Data entries:

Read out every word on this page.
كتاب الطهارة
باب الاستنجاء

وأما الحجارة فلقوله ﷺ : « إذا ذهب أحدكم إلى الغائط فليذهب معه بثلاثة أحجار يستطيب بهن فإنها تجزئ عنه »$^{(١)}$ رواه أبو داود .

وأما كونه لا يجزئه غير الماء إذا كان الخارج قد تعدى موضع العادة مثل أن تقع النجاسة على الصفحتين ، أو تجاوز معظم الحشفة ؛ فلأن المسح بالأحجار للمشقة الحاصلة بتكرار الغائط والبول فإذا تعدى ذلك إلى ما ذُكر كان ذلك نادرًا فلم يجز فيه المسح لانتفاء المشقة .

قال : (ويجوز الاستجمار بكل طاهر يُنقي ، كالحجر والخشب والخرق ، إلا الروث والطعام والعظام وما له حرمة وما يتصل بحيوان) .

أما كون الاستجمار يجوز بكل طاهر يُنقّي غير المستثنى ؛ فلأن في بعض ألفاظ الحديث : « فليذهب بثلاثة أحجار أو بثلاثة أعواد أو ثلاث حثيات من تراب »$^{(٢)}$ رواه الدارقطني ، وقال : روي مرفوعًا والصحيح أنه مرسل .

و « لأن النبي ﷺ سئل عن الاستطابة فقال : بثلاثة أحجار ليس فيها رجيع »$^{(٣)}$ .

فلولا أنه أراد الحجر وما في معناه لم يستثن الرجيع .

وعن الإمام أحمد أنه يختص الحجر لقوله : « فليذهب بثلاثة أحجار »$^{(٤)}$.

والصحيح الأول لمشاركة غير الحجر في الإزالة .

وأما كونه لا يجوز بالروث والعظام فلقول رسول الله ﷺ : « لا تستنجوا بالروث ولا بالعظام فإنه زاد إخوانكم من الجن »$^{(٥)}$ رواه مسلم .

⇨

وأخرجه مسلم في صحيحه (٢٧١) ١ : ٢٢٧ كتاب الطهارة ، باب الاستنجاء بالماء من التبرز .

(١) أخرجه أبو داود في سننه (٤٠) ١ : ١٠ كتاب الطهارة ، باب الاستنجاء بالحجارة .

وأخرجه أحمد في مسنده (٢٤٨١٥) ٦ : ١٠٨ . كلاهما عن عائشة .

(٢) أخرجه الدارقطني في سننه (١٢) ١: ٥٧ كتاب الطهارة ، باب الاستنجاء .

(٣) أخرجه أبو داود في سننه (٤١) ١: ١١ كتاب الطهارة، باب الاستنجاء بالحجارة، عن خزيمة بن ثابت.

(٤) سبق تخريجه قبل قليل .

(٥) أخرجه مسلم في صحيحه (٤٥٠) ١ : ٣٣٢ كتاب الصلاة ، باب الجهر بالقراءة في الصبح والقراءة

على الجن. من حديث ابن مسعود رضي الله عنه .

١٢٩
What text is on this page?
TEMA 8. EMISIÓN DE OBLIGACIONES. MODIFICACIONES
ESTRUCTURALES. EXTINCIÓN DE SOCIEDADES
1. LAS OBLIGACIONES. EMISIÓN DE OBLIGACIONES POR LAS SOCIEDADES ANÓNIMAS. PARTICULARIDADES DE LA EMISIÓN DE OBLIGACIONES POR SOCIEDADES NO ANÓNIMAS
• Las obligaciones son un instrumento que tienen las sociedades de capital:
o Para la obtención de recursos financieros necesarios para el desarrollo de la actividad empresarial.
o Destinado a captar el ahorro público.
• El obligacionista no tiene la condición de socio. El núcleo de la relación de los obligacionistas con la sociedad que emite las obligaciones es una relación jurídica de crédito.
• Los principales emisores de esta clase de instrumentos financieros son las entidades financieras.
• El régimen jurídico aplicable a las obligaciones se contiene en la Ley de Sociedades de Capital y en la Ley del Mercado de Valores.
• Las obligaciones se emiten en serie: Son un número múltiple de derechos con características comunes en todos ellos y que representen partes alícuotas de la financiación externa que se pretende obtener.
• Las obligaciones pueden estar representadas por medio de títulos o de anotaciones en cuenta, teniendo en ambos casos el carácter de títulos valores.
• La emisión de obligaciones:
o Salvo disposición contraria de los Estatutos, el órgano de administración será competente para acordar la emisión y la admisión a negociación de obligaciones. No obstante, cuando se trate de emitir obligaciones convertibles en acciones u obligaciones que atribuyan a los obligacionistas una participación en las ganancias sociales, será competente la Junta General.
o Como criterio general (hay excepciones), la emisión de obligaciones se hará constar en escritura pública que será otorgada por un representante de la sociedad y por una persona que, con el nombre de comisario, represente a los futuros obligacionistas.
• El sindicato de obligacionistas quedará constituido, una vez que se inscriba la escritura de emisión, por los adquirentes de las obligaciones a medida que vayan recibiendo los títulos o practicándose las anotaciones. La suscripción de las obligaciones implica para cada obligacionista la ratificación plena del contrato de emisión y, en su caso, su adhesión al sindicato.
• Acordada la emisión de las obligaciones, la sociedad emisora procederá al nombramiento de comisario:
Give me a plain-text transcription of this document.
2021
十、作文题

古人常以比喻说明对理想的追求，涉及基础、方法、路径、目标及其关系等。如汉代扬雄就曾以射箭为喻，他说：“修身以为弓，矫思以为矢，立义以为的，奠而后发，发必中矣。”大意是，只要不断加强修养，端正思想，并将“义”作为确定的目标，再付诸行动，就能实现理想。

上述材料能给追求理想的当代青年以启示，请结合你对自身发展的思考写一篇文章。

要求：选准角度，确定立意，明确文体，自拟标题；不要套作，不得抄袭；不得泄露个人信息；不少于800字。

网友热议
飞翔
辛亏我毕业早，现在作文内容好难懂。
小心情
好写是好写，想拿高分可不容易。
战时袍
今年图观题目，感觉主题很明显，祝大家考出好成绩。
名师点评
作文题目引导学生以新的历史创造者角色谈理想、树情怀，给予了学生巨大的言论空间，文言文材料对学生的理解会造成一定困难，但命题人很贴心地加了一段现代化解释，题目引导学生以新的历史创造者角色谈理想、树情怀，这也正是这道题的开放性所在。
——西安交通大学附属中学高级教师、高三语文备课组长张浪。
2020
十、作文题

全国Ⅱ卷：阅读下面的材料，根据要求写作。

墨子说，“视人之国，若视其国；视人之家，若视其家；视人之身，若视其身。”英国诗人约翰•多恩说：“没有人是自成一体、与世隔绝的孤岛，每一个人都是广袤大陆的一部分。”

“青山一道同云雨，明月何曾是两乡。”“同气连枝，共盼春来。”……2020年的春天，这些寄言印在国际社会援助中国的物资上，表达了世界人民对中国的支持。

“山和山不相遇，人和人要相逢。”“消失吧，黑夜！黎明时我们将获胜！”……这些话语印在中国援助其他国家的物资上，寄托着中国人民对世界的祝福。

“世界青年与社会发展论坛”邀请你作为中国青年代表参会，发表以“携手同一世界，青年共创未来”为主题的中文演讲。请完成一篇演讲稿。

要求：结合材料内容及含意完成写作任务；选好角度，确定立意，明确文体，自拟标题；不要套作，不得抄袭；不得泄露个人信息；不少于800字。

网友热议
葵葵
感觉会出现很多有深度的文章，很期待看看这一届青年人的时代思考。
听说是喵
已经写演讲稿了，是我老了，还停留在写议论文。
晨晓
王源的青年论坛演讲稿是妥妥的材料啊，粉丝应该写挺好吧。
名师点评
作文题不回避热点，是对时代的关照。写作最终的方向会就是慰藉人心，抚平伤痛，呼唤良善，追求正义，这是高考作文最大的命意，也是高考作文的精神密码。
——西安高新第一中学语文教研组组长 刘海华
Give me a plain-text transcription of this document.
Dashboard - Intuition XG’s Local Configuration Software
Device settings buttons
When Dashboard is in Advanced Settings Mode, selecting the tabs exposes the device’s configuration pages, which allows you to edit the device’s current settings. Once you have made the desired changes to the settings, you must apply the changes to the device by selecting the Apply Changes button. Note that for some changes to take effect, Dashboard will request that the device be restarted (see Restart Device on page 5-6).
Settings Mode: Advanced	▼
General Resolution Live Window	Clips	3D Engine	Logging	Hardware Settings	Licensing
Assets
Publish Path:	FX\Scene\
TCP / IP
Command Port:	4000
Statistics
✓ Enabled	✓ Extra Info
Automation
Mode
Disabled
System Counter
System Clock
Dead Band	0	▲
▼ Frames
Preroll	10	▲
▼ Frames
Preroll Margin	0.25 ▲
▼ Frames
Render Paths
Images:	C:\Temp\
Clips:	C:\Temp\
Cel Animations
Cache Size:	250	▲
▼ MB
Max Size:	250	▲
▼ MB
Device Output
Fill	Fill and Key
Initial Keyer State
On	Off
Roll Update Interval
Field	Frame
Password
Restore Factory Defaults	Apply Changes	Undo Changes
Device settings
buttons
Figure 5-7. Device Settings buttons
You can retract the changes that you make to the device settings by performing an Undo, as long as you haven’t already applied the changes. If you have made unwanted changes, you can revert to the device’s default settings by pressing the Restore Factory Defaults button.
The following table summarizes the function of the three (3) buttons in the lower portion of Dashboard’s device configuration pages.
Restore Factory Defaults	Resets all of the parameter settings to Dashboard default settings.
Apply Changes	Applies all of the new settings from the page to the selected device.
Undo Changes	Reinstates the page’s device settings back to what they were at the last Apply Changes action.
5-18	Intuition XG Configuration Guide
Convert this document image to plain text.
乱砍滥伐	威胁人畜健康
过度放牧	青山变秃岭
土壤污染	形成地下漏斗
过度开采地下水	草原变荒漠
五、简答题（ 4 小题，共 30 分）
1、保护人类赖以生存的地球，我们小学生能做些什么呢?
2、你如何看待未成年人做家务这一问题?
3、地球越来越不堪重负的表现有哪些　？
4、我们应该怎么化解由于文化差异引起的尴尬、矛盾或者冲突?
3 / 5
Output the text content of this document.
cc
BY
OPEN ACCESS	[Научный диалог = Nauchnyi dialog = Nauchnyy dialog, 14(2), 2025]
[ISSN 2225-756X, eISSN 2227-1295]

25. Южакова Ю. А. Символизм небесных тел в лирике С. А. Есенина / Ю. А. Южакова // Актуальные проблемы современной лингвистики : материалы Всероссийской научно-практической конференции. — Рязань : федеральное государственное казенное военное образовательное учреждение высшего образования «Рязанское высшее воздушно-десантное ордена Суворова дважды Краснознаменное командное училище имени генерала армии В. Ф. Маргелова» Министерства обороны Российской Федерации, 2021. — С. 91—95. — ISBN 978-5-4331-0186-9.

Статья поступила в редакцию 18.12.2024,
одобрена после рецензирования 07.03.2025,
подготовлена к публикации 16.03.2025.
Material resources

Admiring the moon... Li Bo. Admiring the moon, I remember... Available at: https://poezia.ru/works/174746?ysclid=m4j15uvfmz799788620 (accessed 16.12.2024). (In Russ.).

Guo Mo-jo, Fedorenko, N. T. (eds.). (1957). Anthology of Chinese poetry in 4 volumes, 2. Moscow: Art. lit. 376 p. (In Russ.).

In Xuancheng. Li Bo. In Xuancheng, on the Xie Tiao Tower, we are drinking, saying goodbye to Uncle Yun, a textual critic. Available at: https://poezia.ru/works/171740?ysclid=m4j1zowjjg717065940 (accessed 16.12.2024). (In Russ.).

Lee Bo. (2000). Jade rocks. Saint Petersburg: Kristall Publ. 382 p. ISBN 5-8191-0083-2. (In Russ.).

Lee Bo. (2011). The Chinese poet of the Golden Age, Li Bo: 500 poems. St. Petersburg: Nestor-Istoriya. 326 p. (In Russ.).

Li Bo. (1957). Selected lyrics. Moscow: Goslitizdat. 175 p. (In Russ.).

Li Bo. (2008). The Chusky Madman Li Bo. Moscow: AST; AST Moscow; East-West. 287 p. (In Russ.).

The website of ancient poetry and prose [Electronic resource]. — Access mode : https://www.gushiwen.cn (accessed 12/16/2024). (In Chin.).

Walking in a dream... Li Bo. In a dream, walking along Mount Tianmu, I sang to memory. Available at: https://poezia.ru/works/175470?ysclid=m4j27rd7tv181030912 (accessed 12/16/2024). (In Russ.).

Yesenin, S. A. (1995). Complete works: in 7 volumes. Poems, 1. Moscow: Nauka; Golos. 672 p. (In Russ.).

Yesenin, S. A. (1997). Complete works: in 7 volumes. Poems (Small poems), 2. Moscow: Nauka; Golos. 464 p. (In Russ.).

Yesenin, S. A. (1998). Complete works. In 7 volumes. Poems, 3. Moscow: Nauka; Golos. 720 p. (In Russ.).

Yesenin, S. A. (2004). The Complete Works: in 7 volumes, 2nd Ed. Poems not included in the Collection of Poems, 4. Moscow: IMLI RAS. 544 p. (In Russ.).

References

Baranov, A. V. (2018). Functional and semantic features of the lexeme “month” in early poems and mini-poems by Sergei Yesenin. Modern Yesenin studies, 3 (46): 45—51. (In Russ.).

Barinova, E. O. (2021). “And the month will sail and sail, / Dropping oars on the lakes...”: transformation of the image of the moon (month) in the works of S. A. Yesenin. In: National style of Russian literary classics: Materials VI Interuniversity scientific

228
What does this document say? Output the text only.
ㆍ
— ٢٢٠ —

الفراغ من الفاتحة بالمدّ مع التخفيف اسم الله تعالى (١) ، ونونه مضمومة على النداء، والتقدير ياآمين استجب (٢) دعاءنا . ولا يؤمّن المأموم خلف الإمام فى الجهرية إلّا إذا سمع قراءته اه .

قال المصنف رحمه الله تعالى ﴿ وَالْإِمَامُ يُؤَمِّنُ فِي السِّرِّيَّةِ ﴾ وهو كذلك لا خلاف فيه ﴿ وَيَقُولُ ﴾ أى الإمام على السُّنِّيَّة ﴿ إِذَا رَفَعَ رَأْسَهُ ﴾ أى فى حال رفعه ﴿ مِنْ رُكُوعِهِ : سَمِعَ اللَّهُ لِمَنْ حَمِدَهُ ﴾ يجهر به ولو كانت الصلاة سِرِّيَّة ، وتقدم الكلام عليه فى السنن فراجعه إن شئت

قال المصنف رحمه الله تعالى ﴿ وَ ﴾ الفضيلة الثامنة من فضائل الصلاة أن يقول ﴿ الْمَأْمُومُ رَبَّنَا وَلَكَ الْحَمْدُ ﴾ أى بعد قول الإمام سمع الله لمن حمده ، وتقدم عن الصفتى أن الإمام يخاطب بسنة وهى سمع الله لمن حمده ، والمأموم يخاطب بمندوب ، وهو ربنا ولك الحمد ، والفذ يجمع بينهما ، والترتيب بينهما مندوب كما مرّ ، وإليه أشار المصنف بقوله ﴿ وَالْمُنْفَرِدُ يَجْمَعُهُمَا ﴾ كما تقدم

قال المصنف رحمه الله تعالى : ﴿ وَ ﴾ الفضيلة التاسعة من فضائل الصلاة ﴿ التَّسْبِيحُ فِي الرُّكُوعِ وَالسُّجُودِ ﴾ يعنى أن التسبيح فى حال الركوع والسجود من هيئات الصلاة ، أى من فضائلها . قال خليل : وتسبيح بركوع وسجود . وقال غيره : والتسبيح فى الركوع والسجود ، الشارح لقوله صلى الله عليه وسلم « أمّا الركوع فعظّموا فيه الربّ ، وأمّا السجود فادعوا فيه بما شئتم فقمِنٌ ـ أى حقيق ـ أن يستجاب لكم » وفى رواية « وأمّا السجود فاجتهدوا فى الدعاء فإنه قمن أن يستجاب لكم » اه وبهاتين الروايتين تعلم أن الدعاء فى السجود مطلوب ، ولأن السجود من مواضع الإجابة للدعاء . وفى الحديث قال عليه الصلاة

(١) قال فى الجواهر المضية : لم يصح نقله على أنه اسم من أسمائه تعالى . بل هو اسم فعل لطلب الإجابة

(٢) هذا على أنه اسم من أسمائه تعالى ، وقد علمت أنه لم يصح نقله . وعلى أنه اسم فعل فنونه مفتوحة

## REQUEST
Find every line above that contains the word "مسلم", and return each one.

## THE RESULT
وأما كونه لا يجوز بالروث والعظام فلقول رسول الله ﷺ : « لا تستنجوا بالروث ولا بالعظام فإنه زاد إخوانكم من الجن »$^{(٥)}$ رواه مسلم .
وأخرجه مسلم في صحيحه (٢٧١) ١ : ٢٢٧ كتاب الطهارة ، باب الاستنجاء بالماء من التبرز .
(٥) أخرجه مسلم في صحيحه (٤٥٠) ١ : ٣٣٢ كتاب الصلاة ، باب الجهر بالقراءة في الصبح والقراءة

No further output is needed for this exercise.